* [EXERCISE OBJECTIVE] Give the material again in full, matching it exactly.
--- START DATA RECORDS ---
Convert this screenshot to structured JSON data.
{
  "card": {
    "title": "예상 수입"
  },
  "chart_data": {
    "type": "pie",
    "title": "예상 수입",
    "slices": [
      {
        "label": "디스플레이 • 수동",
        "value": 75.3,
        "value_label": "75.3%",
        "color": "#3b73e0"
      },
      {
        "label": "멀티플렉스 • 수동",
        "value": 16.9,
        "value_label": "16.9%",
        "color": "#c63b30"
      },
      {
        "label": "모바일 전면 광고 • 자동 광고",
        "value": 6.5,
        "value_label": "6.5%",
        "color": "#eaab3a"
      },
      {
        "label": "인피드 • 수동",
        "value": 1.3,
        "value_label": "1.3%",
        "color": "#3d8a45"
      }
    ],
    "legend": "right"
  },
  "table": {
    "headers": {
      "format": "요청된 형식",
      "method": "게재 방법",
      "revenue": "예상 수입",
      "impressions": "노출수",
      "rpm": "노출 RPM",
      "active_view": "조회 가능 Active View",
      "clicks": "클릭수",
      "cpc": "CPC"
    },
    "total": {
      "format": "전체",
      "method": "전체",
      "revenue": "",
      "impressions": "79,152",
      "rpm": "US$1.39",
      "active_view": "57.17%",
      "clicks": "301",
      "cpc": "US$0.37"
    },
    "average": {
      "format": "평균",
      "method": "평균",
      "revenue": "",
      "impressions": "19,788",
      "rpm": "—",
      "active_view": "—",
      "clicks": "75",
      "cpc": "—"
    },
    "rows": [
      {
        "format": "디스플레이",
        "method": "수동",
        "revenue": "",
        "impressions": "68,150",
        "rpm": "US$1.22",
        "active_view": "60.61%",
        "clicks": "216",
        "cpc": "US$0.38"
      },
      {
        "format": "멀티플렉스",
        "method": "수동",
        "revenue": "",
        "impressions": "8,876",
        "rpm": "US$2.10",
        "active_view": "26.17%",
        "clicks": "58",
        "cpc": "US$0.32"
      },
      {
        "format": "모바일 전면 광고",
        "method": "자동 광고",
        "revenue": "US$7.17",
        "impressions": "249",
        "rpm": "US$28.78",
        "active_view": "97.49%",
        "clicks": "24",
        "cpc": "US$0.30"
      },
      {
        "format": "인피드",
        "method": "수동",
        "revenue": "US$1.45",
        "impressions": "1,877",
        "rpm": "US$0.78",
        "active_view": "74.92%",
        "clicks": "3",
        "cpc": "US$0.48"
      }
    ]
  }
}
--- END DATA RECORDS ---
* [CORRECT ANSWER]
Convert this screenshot to structured JSON data.
{
  "card": {
    "title": "예상 수입"
  },
  "chart_data": {
    "type": "pie",
    "title": "예상 수입",
    "slices": [
      {
        "label": "디스플레이 • 수동",
        "value": 75.3,
        "value_label": "75.3%",
        "color": "#3b73e0"
      },
      {
        "label": "멀티플렉스 • 수동",
        "value": 16.9,
        "value_label": "16.9%",
        "color": "#c63b30"
      },
      {
        "label": "모바일 전면 광고 • 자동 광고",
        "value": 6.5,
        "value_label": "6.5%",
        "color": "#eaab3a"
      },
      {
        "label": "인피드 • 수동",
        "value": 1.3,
        "value_label": "1.3%",
        "color": "#3d8a45"
      }
    ],
    "legend": "right"
  },
  "table": {
    "headers": {
      "format": "요청된 형식",
      "method": "게재 방법",
      "revenue": "예상 수입",
      "impressions": "노출수",
      "rpm": "노출 RPM",
      "active_view": "조회 가능 Active View",
      "clicks": "클릭수",
      "cpc": "CPC"
    },
    "total": {
      "format": "전체",
      "method": "전체",
      "revenue": "",
      "impressions": "79,152",
      "rpm": "US$1.39",
      "active_view": "57.17%",
      "clicks": "301",
      "cpc": "US$0.37"
    },
    "average": {
      "format": "평균",
      "method": "평균",
      "revenue": "",
      "impressions": "19,788",
      "rpm": "—",
      "active_view": "—",
      "clicks": "75",
      "cpc": "—"
    },
    "rows": [
      {
        "format": "디스플레이",
        "method": "수동",
        "revenue": "",
        "impressions": "68,150",
        "rpm": "US$1.22",
        "active_view": "60.61%",
        "clicks": "216",
        "cpc": "US$0.38"
      },
      {
        "format": "멀티플렉스",
        "method": "수동",
        "revenue": "",
        "impressions": "8,876",
        "rpm": "US$2.10",
        "active_view": "26.17%",
        "clicks": "58",
        "cpc": "US$0.32"
      },
      {
        "format": "모바일 전면 광고",
        "method": "자동 광고",
        "revenue": "US$7.17",
        "impressions": "249",
        "rpm": "US$28.78",
        "active_view": "97.49%",
        "clicks": "24",
        "cpc": "US$0.30"
      },
      {
        "format": "인피드",
        "method": "수동",
        "revenue": "US$1.45",
        "impressions": "1,877",
        "rpm": "US$0.78",
        "active_view": "74.92%",
        "clicks": "3",
        "cpc": "US$0.48"
      }
    ]
  }
}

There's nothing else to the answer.